▼

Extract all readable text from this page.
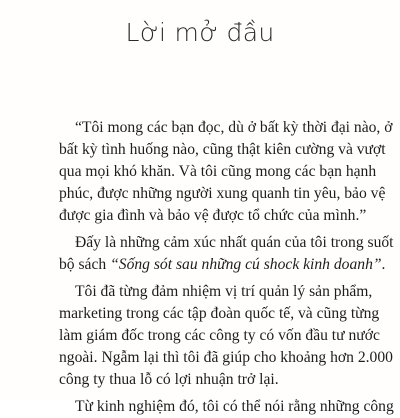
Lời mở đầu
“Tôi mong các bạn đọc, dù ở bất kỳ thời đại nào, ở
bất kỳ tình huống nào, cũng thật kiên cường và vượt
qua mọi khó khăn. Và tôi cũng mong các bạn hạnh
phúc, được những người xung quanh tin yêu, bảo vệ
được gia đình và bảo vệ được tổ chức của mình.”
Đấy là những cảm xúc nhất quán của tôi trong suốt
bộ sách “Sống sót sau những cú shock kinh doanh”.
Tôi đã từng đảm nhiệm vị trí quản lý sản phẩm,
marketing trong các tập đoàn quốc tế, và cũng từng
làm giám đốc trong các công ty có vốn đầu tư nước
ngoài. Ngẫm lại thì tôi đã giúp cho khoảng hơn 2.000
công ty thua lỗ có lợi nhuận trở lại.
Từ kinh nghiệm đó, tôi có thể nói rằng những công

▲

Would you set down the listing exactly, omitting pictures?

Extract all readable text from this page.
Lời mở đầu
“Tôi mong các bạn đọc, dù ở bất kỳ thời đại nào, ở
bất kỳ tình huống nào, cũng thật kiên cường và vượt
qua mọi khó khăn. Và tôi cũng mong các bạn hạnh
phúc, được những người xung quanh tin yêu, bảo vệ
được gia đình và bảo vệ được tổ chức của mình.”
Đấy là những cảm xúc nhất quán của tôi trong suốt
bộ sách “Sống sót sau những cú shock kinh doanh”.
Tôi đã từng đảm nhiệm vị trí quản lý sản phẩm,
marketing trong các tập đoàn quốc tế, và cũng từng
làm giám đốc trong các công ty có vốn đầu tư nước
ngoài. Ngẫm lại thì tôi đã giúp cho khoảng hơn 2.000
công ty thua lỗ có lợi nhuận trở lại.
Từ kinh nghiệm đó, tôi có thể nói rằng những công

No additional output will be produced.